— Start —
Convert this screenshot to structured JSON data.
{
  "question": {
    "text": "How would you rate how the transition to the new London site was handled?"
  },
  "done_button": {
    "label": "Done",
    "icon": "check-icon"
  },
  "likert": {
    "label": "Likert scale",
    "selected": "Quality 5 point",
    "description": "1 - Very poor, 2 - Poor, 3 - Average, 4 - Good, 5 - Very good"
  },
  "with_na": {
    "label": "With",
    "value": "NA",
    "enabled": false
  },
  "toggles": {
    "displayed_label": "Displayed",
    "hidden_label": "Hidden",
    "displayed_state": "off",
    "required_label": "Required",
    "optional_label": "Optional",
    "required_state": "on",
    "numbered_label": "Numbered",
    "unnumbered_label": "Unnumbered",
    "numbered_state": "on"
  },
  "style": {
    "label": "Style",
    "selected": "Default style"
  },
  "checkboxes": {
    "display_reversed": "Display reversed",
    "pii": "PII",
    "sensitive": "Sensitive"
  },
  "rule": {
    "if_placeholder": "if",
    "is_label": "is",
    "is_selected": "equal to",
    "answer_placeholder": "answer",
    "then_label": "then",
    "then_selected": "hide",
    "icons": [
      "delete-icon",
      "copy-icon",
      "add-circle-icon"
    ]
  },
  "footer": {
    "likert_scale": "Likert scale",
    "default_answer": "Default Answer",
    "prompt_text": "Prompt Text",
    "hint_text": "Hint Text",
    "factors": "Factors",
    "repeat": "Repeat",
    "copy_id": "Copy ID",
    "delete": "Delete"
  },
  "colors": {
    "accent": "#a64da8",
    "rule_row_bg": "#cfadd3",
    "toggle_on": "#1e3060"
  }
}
— End —
- [EXERCISE DIRECTIONS]:
The records are above. How many lines in them contain the word "scale"? Give the number alone.

- [EXERCISE OUTPUT]:
2